STORED ROWS:
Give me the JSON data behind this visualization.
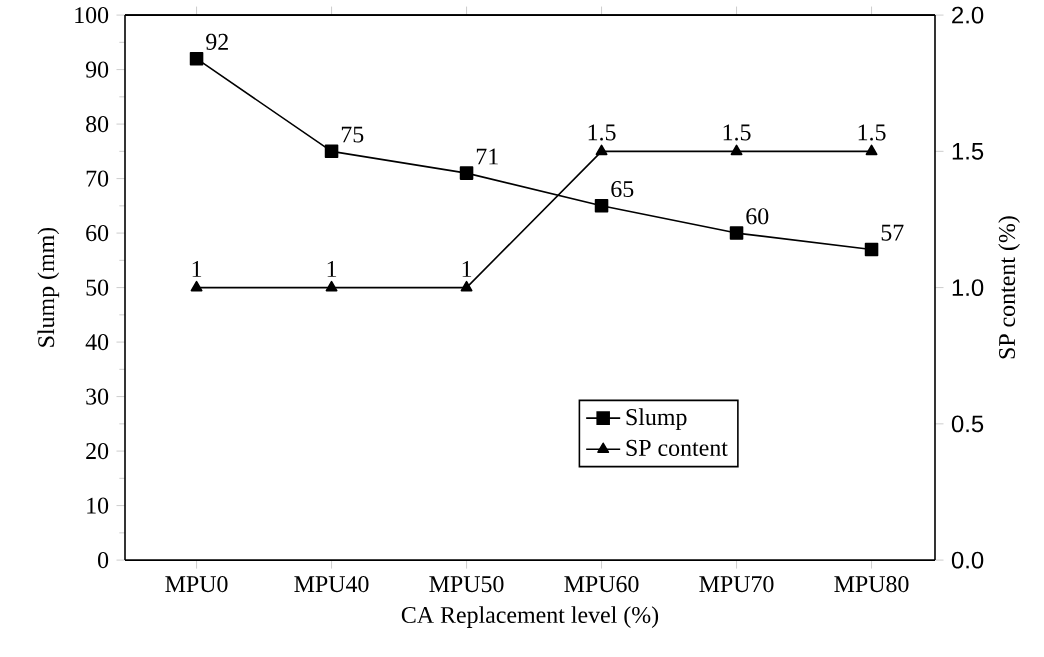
{
  "chart_data": {
    "type": "line",
    "xlabel": "CA Replacement level (%)",
    "ylabel": "Slump (mm)",
    "y2label": "SP content (%)",
    "categories": [
      "MPU0",
      "MPU40",
      "MPU50",
      "MPU60",
      "MPU70",
      "MPU80"
    ],
    "series": [
      {
        "name": "Slump",
        "color": "#000000",
        "marker": "square",
        "values": [
          92,
          75,
          71,
          65,
          60,
          57
        ]
      },
      {
        "name": "SP content",
        "color": "#000000",
        "marker": "triangle",
        "axis": "y2",
        "values": [
          1,
          1,
          1,
          1.5,
          1.5,
          1.5
        ]
      }
    ],
    "ylim": [
      0,
      100
    ],
    "yticks": [
      0,
      10,
      20,
      30,
      40,
      50,
      60,
      70,
      80,
      90,
      100
    ],
    "y2lim": [
      0,
      2
    ],
    "y2ticks": [
      {
        "value": 0,
        "label": "0.0"
      },
      {
        "value": 0.5,
        "label": "0.5"
      },
      {
        "value": 1,
        "label": "1.0"
      },
      {
        "value": 1.5,
        "label": "1.5"
      },
      {
        "value": 2,
        "label": "2.0"
      }
    ],
    "data_labels": true,
    "legend": "bottom right"
  }
}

PROBLEM REQUIREMENTS:
Without the pictures, restate all of the entries above verbatim.

EXERCISE SOLUTION:
Give me the JSON data behind this visualization.
{
  "chart_data": {
    "type": "line",
    "xlabel": "CA Replacement level (%)",
    "ylabel": "Slump (mm)",
    "y2label": "SP content (%)",
    "categories": [
      "MPU0",
      "MPU40",
      "MPU50",
      "MPU60",
      "MPU70",
      "MPU80"
    ],
    "series": [
      {
        "name": "Slump",
        "color": "#000000",
        "marker": "square",
        "values": [
          92,
          75,
          71,
          65,
          60,
          57
        ]
      },
      {
        "name": "SP content",
        "color": "#000000",
        "marker": "triangle",
        "axis": "y2",
        "values": [
          1,
          1,
          1,
          1.5,
          1.5,
          1.5
        ]
      }
    ],
    "ylim": [
      0,
      100
    ],
    "yticks": [
      0,
      10,
      20,
      30,
      40,
      50,
      60,
      70,
      80,
      90,
      100
    ],
    "y2lim": [
      0,
      2
    ],
    "y2ticks": [
      {
        "value": 0,
        "label": "0.0"
      },
      {
        "value": 0.5,
        "label": "0.5"
      },
      {
        "value": 1,
        "label": "1.0"
      },
      {
        "value": 1.5,
        "label": "1.5"
      },
      {
        "value": 2,
        "label": "2.0"
      }
    ],
    "data_labels": true,
    "legend": "bottom right"
  }
}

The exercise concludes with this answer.